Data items

** begin **

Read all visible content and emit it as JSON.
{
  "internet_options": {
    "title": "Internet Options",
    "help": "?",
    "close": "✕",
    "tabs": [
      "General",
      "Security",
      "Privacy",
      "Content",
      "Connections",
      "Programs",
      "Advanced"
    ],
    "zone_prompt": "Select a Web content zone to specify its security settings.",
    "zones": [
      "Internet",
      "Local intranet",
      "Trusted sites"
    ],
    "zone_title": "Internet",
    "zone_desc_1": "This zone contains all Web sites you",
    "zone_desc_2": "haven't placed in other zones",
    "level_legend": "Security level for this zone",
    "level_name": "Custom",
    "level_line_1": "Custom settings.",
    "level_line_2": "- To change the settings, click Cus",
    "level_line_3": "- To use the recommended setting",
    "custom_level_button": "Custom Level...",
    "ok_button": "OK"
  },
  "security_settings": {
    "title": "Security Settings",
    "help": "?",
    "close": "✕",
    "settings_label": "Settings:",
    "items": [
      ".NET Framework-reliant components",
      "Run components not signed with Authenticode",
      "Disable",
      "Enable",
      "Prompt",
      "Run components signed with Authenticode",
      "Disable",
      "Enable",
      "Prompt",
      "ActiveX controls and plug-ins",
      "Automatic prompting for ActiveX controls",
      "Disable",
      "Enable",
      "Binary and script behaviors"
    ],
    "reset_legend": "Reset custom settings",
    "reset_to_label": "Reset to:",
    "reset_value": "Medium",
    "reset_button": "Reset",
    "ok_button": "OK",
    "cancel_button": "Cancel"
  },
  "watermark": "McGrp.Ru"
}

** end **

TASK REQUIREMENTS:
Repeat the data precisely, line by line.

CORRECT OUTPUT:
Read all visible content and emit it as JSON.
{
  "internet_options": {
    "title": "Internet Options",
    "help": "?",
    "close": "✕",
    "tabs": [
      "General",
      "Security",
      "Privacy",
      "Content",
      "Connections",
      "Programs",
      "Advanced"
    ],
    "zone_prompt": "Select a Web content zone to specify its security settings.",
    "zones": [
      "Internet",
      "Local intranet",
      "Trusted sites"
    ],
    "zone_title": "Internet",
    "zone_desc_1": "This zone contains all Web sites you",
    "zone_desc_2": "haven't placed in other zones",
    "level_legend": "Security level for this zone",
    "level_name": "Custom",
    "level_line_1": "Custom settings.",
    "level_line_2": "- To change the settings, click Cus",
    "level_line_3": "- To use the recommended setting",
    "custom_level_button": "Custom Level...",
    "ok_button": "OK"
  },
  "security_settings": {
    "title": "Security Settings",
    "help": "?",
    "close": "✕",
    "settings_label": "Settings:",
    "items": [
      ".NET Framework-reliant components",
      "Run components not signed with Authenticode",
      "Disable",
      "Enable",
      "Prompt",
      "Run components signed with Authenticode",
      "Disable",
      "Enable",
      "Prompt",
      "ActiveX controls and plug-ins",
      "Automatic prompting for ActiveX controls",
      "Disable",
      "Enable",
      "Binary and script behaviors"
    ],
    "reset_legend": "Reset custom settings",
    "reset_to_label": "Reset to:",
    "reset_value": "Medium",
    "reset_button": "Reset",
    "ok_button": "OK",
    "cancel_button": "Cancel"
  },
  "watermark": "McGrp.Ru"
}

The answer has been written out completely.